Stated task:
Reproduce the entries exactly.

■ ■ ■ ■ ■

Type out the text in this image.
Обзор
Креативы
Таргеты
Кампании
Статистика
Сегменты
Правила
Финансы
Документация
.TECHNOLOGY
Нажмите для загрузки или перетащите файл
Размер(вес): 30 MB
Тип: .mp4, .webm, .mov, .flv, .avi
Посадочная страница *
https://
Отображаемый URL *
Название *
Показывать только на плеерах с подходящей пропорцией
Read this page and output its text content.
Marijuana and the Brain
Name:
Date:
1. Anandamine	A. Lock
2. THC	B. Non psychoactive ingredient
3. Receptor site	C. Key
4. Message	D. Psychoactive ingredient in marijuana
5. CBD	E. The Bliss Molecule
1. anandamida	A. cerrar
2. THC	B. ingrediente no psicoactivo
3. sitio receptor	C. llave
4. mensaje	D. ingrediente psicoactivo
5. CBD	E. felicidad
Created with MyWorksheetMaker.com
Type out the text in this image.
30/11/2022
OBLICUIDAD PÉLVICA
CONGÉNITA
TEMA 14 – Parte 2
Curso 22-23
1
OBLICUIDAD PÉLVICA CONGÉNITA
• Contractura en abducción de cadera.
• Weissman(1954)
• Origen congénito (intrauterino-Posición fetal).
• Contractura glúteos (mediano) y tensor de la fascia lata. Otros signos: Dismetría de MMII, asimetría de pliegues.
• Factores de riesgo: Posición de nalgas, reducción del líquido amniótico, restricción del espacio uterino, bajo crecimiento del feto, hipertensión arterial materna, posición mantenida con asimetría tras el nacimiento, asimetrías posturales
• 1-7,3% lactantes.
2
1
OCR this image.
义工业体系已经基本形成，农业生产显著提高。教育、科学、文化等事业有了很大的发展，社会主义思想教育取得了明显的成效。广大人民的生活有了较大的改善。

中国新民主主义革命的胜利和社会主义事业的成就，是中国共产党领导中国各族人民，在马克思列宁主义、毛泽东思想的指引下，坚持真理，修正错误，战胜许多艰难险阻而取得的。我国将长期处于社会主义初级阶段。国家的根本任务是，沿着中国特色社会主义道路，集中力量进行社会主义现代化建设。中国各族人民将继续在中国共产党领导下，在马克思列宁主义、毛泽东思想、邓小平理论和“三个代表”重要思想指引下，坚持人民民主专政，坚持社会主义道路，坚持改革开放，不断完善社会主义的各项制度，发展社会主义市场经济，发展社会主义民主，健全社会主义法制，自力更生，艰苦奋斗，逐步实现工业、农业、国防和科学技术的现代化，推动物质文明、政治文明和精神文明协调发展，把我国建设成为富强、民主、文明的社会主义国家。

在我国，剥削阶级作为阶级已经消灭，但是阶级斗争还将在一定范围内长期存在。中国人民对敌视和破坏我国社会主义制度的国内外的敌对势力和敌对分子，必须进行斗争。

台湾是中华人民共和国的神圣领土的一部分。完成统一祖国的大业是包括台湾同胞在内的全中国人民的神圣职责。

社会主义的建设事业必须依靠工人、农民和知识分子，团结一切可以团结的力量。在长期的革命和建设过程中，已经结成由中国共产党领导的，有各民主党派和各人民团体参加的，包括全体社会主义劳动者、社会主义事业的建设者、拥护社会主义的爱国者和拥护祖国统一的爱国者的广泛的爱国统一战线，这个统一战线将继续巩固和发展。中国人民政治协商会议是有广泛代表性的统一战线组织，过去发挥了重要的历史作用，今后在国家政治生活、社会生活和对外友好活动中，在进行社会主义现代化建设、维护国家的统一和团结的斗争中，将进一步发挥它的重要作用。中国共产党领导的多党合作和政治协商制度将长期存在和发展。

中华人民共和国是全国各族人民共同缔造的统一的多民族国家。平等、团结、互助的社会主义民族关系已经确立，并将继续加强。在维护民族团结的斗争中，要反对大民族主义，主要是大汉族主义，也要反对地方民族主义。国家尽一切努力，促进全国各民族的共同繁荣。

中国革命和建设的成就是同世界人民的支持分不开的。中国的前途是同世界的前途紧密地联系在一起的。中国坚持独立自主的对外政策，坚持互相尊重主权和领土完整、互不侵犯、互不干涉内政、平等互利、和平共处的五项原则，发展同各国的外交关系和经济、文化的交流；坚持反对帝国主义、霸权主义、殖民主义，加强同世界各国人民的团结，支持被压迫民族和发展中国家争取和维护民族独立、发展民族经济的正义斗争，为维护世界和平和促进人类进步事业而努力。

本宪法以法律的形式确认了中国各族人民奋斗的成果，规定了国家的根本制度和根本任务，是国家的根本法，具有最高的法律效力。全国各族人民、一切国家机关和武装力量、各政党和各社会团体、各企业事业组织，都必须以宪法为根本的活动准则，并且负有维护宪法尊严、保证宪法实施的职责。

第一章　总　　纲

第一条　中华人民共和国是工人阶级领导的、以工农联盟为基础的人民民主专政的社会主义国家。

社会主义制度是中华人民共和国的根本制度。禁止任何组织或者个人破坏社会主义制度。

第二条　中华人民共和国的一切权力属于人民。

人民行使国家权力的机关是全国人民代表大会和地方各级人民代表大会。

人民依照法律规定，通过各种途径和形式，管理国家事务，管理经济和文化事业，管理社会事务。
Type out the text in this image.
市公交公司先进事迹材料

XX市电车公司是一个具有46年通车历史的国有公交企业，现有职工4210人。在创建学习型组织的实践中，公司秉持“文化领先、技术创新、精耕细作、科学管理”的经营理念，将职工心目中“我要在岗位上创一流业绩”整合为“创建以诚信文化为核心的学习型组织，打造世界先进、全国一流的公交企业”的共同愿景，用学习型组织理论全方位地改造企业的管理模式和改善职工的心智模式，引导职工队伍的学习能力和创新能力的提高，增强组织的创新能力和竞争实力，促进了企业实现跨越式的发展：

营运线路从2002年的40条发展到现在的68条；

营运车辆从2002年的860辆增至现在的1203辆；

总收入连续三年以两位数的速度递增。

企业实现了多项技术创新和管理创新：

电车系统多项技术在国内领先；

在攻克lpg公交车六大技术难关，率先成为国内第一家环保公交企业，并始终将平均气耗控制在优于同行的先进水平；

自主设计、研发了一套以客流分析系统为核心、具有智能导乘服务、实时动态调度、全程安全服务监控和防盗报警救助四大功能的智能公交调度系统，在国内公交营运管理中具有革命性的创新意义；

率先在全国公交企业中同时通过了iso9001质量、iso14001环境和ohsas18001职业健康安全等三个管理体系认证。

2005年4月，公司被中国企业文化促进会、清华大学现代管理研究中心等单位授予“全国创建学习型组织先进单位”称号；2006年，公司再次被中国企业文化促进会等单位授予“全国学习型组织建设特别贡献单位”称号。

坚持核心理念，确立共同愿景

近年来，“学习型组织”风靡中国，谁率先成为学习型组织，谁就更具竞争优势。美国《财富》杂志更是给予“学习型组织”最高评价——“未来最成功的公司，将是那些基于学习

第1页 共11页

■ ■ ■ ■ ■

Exercise solution:
Type out the text in this image.
Обзор
Креативы
Таргеты
Кампании
Статистика
Сегменты
Правила
Финансы
Документация
.TECHNOLOGY
Нажмите для загрузки или перетащите файл
Размер(вес): 30 MB
Тип: .mp4, .webm, .mov, .flv, .avi
Посадочная страница *
https://
Отображаемый URL *
Название *
Показывать только на плеерах с подходящей пропорцией
Read this page and output its text content.
Marijuana and the Brain
Name:
Date:
1. Anandamine	A. Lock
2. THC	B. Non psychoactive ingredient
3. Receptor site	C. Key
4. Message	D. Psychoactive ingredient in marijuana
5. CBD	E. The Bliss Molecule
1. anandamida	A. cerrar
2. THC	B. ingrediente no psicoactivo
3. sitio receptor	C. llave
4. mensaje	D. ingrediente psicoactivo
5. CBD	E. felicidad
Created with MyWorksheetMaker.com
Type out the text in this image.
30/11/2022
OBLICUIDAD PÉLVICA
CONGÉNITA
TEMA 14 – Parte 2
Curso 22-23
1
OBLICUIDAD PÉLVICA CONGÉNITA
• Contractura en abducción de cadera.
• Weissman(1954)
• Origen congénito (intrauterino-Posición fetal).
• Contractura glúteos (mediano) y tensor de la fascia lata. Otros signos: Dismetría de MMII, asimetría de pliegues.
• Factores de riesgo: Posición de nalgas, reducción del líquido amniótico, restricción del espacio uterino, bajo crecimiento del feto, hipertensión arterial materna, posición mantenida con asimetría tras el nacimiento, asimetrías posturales
• 1-7,3% lactantes.
2
1
OCR this image.
义工业体系已经基本形成，农业生产显著提高。教育、科学、文化等事业有了很大的发展，社会主义思想教育取得了明显的成效。广大人民的生活有了较大的改善。

中国新民主主义革命的胜利和社会主义事业的成就，是中国共产党领导中国各族人民，在马克思列宁主义、毛泽东思想的指引下，坚持真理，修正错误，战胜许多艰难险阻而取得的。我国将长期处于社会主义初级阶段。国家的根本任务是，沿着中国特色社会主义道路，集中力量进行社会主义现代化建设。中国各族人民将继续在中国共产党领导下，在马克思列宁主义、毛泽东思想、邓小平理论和“三个代表”重要思想指引下，坚持人民民主专政，坚持社会主义道路，坚持改革开放，不断完善社会主义的各项制度，发展社会主义市场经济，发展社会主义民主，健全社会主义法制，自力更生，艰苦奋斗，逐步实现工业、农业、国防和科学技术的现代化，推动物质文明、政治文明和精神文明协调发展，把我国建设成为富强、民主、文明的社会主义国家。

在我国，剥削阶级作为阶级已经消灭，但是阶级斗争还将在一定范围内长期存在。中国人民对敌视和破坏我国社会主义制度的国内外的敌对势力和敌对分子，必须进行斗争。

台湾是中华人民共和国的神圣领土的一部分。完成统一祖国的大业是包括台湾同胞在内的全中国人民的神圣职责。

社会主义的建设事业必须依靠工人、农民和知识分子，团结一切可以团结的力量。在长期的革命和建设过程中，已经结成由中国共产党领导的，有各民主党派和各人民团体参加的，包括全体社会主义劳动者、社会主义事业的建设者、拥护社会主义的爱国者和拥护祖国统一的爱国者的广泛的爱国统一战线，这个统一战线将继续巩固和发展。中国人民政治协商会议是有广泛代表性的统一战线组织，过去发挥了重要的历史作用，今后在国家政治生活、社会生活和对外友好活动中，在进行社会主义现代化建设、维护国家的统一和团结的斗争中，将进一步发挥它的重要作用。中国共产党领导的多党合作和政治协商制度将长期存在和发展。

中华人民共和国是全国各族人民共同缔造的统一的多民族国家。平等、团结、互助的社会主义民族关系已经确立，并将继续加强。在维护民族团结的斗争中，要反对大民族主义，主要是大汉族主义，也要反对地方民族主义。国家尽一切努力，促进全国各民族的共同繁荣。

中国革命和建设的成就是同世界人民的支持分不开的。中国的前途是同世界的前途紧密地联系在一起的。中国坚持独立自主的对外政策，坚持互相尊重主权和领土完整、互不侵犯、互不干涉内政、平等互利、和平共处的五项原则，发展同各国的外交关系和经济、文化的交流；坚持反对帝国主义、霸权主义、殖民主义，加强同世界各国人民的团结，支持被压迫民族和发展中国家争取和维护民族独立、发展民族经济的正义斗争，为维护世界和平和促进人类进步事业而努力。

本宪法以法律的形式确认了中国各族人民奋斗的成果，规定了国家的根本制度和根本任务，是国家的根本法，具有最高的法律效力。全国各族人民、一切国家机关和武装力量、各政党和各社会团体、各企业事业组织，都必须以宪法为根本的活动准则，并且负有维护宪法尊严、保证宪法实施的职责。

第一章　总　　纲

第一条　中华人民共和国是工人阶级领导的、以工农联盟为基础的人民民主专政的社会主义国家。

社会主义制度是中华人民共和国的根本制度。禁止任何组织或者个人破坏社会主义制度。

第二条　中华人民共和国的一切权力属于人民。

人民行使国家权力的机关是全国人民代表大会和地方各级人民代表大会。

人民依照法律规定，通过各种途径和形式，管理国家事务，管理经济和文化事业，管理社会事务。
Type out the text in this image.
市公交公司先进事迹材料

XX市电车公司是一个具有46年通车历史的国有公交企业，现有职工4210人。在创建学习型组织的实践中，公司秉持“文化领先、技术创新、精耕细作、科学管理”的经营理念，将职工心目中“我要在岗位上创一流业绩”整合为“创建以诚信文化为核心的学习型组织，打造世界先进、全国一流的公交企业”的共同愿景，用学习型组织理论全方位地改造企业的管理模式和改善职工的心智模式，引导职工队伍的学习能力和创新能力的提高，增强组织的创新能力和竞争实力，促进了企业实现跨越式的发展：

营运线路从2002年的40条发展到现在的68条；

营运车辆从2002年的860辆增至现在的1203辆；

总收入连续三年以两位数的速度递增。

企业实现了多项技术创新和管理创新：

电车系统多项技术在国内领先；

在攻克lpg公交车六大技术难关，率先成为国内第一家环保公交企业，并始终将平均气耗控制在优于同行的先进水平；

自主设计、研发了一套以客流分析系统为核心、具有智能导乘服务、实时动态调度、全程安全服务监控和防盗报警救助四大功能的智能公交调度系统，在国内公交营运管理中具有革命性的创新意义；

率先在全国公交企业中同时通过了iso9001质量、iso14001环境和ohsas18001职业健康安全等三个管理体系认证。

2005年4月，公司被中国企业文化促进会、清华大学现代管理研究中心等单位授予“全国创建学习型组织先进单位”称号；2006年，公司再次被中国企业文化促进会等单位授予“全国学习型组织建设特别贡献单位”称号。

坚持核心理念，确立共同愿景

近年来，“学习型组织”风靡中国，谁率先成为学习型组织，谁就更具竞争优势。美国《财富》杂志更是给予“学习型组织”最高评价——“未来最成功的公司，将是那些基于学习

第1页 共11页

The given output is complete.